Login with admin and the password you set earlier.
You now own your cloud storage.
The Port 80 Problem
Here's where things got interesting. I applied the config, everything built successfully, services started... and I couldn't login to Nextcloud.
The issue: Nextcloud defaults to port 80. AdGuard Home is already sitting on port 80. Nginx couldn't bind to the port, so Nextcloud was unreachable.
The fix: Configure Nginx to use port 8280 instead (already shown in the config above).
The HTTP/HTTPS Decision
I went with HTTP only for the local network. Why? Because:
- It's all behind AdGuard Home and Tailscale
- No need for certificate management headaches
- Simpler to troubleshoot
- Fast
That overwriteprotocol = "http" setting is critical - it tells Nextcloud "you're HTTP, stop trying to redirect to HTTPS."
Monitoring Integration
Time to make sure I know when Nextcloud goes down.
Prometheus Exporter
Nextcloud has a built-in Prometheus exporter. Here's how it's configured in modules/monitoring.nix:
Nix
exporters = {
nextcloud = {
enable = true;
url = "http://nextcloud.home:8280";
username = "root";
passwordFile = "/etc/nixos/private/nextcloud-admin-pass";
port = 9205;
};
};
scrapeConfigs = [
{
job_name = "nextcloud";
static_configs = [{
targets = [ "localhost:9205" ];
}];
}
];Blackbox HTTP Check (via Tailscale)
The interesting part - I monitor Nextcloud via its Tailscale IP to verify remote access works:
Nix
{
job_name = "nextcloud-http";
scrape_interval = "30s";
metrics_path = "/probe";
params.module = [ "http_2xx" ];
static_configs = [{
targets = [ "http://${secrets.tailscaleIP}:8280" ];
}];
relabel_configs = [
{
source_labels = [ "__address__" ];
target_label = "__param_target";
}
{
source_labels = [ "__param_target" ];
target_label = "instance";
}
{
target_label = "__address__";
replacement = "localhost:9115";
}
];
}This checks Nextcloud through Tailscale, not just localhost - proves remote access is working.
Grafana Dashboard
Import the official Nextcloud dashboard:
- Go to http://localhost:3000
- Dashboards → Import
- Dashboard ID: 9632
- Select Prometheus data source
- Import
Alertmanager Rules (And The False Positives)
Here's where it got fun. Initial alerts were too aggressive:
Nix
- alert: NextcloudDown
expr: probe_success{job="nextcloud-http"} == 0
for: 20m
labels:
severity: critical
annotations:
summary: "Nextcloud is unreachable"
description: "Nextcloud HTTP check has failed for 20 minutes"
The problem: Nextcloud can be slow to respond during file uploads, background jobs, or maintenance tasks. A 2-minute timeout was way too aggressive - constant false positives.
The fix: Bumped it to 20 minutes. I still get the occasional false positive (about every 6-8 hours), but it's rare now. Nextcloud just needs breathing room sometimes.
Note to self: As I'm writing this, I realized the alert message still says "15 minutes" when the actual timeout is 20 minutes. Oops. That's what I get for copy-pasting and not updating everything. Fixed in the config above, need to apply it to the actual server.
Apply:
Bash
sudo nixos-rebuild switch
Remote Access: The Problem
So Nextcloud is running locally, but what about when I'm not home?

#### RECORDED DATA:
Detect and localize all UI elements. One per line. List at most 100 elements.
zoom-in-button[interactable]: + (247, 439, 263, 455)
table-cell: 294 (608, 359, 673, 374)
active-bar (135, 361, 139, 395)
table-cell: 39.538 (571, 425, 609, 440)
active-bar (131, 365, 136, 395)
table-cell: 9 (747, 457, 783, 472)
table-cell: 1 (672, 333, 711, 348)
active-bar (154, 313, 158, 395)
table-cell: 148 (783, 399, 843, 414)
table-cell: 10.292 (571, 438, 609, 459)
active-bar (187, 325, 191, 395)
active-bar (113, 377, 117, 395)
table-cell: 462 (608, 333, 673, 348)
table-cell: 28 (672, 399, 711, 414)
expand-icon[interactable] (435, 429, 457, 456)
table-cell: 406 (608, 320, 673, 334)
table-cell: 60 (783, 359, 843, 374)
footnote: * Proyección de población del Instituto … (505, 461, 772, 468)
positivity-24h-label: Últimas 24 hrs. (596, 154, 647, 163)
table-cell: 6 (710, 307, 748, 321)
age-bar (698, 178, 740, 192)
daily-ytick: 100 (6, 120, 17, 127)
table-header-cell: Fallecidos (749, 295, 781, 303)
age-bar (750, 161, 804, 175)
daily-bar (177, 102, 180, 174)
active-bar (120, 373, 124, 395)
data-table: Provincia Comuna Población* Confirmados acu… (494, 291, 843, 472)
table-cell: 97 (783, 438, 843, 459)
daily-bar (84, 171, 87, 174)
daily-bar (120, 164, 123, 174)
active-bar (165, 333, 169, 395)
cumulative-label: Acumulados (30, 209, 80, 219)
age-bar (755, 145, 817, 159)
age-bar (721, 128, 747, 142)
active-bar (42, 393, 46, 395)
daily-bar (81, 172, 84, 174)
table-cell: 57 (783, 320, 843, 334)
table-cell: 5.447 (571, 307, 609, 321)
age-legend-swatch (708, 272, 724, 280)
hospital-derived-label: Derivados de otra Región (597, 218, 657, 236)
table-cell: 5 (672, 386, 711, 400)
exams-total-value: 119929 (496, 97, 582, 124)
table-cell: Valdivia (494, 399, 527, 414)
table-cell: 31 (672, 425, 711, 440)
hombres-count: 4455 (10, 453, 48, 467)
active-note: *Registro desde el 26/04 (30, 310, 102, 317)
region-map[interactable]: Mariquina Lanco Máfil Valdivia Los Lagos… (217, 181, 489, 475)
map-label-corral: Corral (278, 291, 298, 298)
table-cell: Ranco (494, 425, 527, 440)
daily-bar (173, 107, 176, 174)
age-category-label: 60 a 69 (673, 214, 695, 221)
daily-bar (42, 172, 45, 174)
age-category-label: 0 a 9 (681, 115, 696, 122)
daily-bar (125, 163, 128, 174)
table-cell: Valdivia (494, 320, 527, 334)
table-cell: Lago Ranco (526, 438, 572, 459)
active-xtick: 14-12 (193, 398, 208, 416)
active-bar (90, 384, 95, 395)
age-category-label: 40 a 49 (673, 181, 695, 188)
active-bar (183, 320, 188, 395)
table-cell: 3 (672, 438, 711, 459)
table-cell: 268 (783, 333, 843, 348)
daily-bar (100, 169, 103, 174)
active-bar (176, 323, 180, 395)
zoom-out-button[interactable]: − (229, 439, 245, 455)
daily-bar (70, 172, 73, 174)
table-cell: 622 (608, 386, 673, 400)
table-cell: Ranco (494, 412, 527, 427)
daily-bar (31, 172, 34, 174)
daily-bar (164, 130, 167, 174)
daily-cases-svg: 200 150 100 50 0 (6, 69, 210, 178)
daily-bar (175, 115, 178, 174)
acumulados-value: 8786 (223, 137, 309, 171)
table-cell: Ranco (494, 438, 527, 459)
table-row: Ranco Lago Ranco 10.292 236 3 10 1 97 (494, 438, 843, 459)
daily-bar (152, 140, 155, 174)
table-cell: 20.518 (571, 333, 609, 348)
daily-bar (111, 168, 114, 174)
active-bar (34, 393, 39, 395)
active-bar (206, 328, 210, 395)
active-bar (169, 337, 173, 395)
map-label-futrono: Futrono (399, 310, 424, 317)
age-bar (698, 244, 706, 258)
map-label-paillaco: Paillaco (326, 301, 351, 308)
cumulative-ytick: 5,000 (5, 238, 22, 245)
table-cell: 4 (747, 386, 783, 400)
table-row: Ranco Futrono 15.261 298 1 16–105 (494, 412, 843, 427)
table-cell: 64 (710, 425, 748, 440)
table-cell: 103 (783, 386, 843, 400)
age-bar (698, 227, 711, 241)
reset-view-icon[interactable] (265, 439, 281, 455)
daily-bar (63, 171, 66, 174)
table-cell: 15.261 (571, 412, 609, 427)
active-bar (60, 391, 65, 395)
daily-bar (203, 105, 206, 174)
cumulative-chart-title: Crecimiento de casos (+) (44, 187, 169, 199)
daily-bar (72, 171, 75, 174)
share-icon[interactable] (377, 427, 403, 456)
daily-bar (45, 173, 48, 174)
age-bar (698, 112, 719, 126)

#### ACTIONS TO TAKE:
a) Rewrite the paragraph of the Nextcloud setup text that begins "The issue: Nextcloud defaults to port 80" as a short bulleted list, keeping its main facts.
b) Continue the Nextcloud setup text, starting after its last sentence.

#### REPLIES:
a)
- Nextcloud uses port 80 by default.
- AdGuard Home already occupies port 80.
- Nginx could not bind to that port, so Nextcloud was unreachable.

b)
The usual suspects:
- Port forwarding - Poke holes in your firewall, expose services to the internet, pray nobody finds them
- Dynamic DNS - Hope your IP doesn't change at 3am when you need access
- Traditional VPN - Certificate management, complex configs, breaks when you look at it wrong
All of these options range from "annoying" to "security nightmare."
But I already have the perfect solution installed: Tailscale. (See Part 3 for the initial setup.)
Tailscale creates a mesh VPN between all your devices - no port forwarding, no certificates, no headaches. The server gets a stable IP address that works from anywhere, and all traffic is encrypted end-to-end.
Configuring Nextcloud for Tailscale
Nextcloud needs to know it can be accessed via Tailscale. I already have the trusted proxies configured for the Tailscale CGNAT range, but let's add a specific hostname for remote access.
The config shown earlier already includes:
Nix
settings = {
trusted_domains = [
"nextcloud.home"
"localhost"
"nextcloud.vpn" # For Tailscale access
];
trusted_proxies = [
"100.64.0.0/10" # Tailscale CGNAT range
];
};DNS for Remote Access
Add a DNS rewrite in AdGuard Home for the Tailscale hostname:
- nextcloud.vpn → 100.x.x.x (your server's Tailscale IP)
Now I can access Nextcloud from anywhere via http://nextcloud.vpn:8280.
Test it: Turn off WiFi on your phone, use cellular data, and open http://nextcloud.vpn:8280. You should see the Nextcloud login page, securely tunneled through Tailscale.
Verification
Verify everything is working:
Bash
# Check all services are running
systemctl status nextcloud nginx postgresql
# Verify Nextcloud is accessible locally
curl -I http://nextcloud.home:8280
# Check Prometheus is scraping Nextcloud metrics
curl http://localhost:9205/metrics
# Verify blackbox exporter can reach Nextcloud via Tailscale
curl "http://localhost:9115/probe?target=http://$(tailscale ip -4):8280&module=http_2xx"
Test the web portals:
- On your network: http://nextcloud.home:8280
- Off your network (via Tailscale): http://nextcloud.vpn:8280
Login with admin and your password. Upload a test file, verify it shows up on the external drive at /mnt/nextcloud-data/data/.
For system maintenance and troubleshooting, see the documentation in the repo: https://github.com/ppb1701/nixos-config/tree/main/docs
Next Time
Part 8: Vaultwarden - Self-hosted password management with Bitwarden compatibility. Because if I'm taking back control of my data, passwords are next on the list.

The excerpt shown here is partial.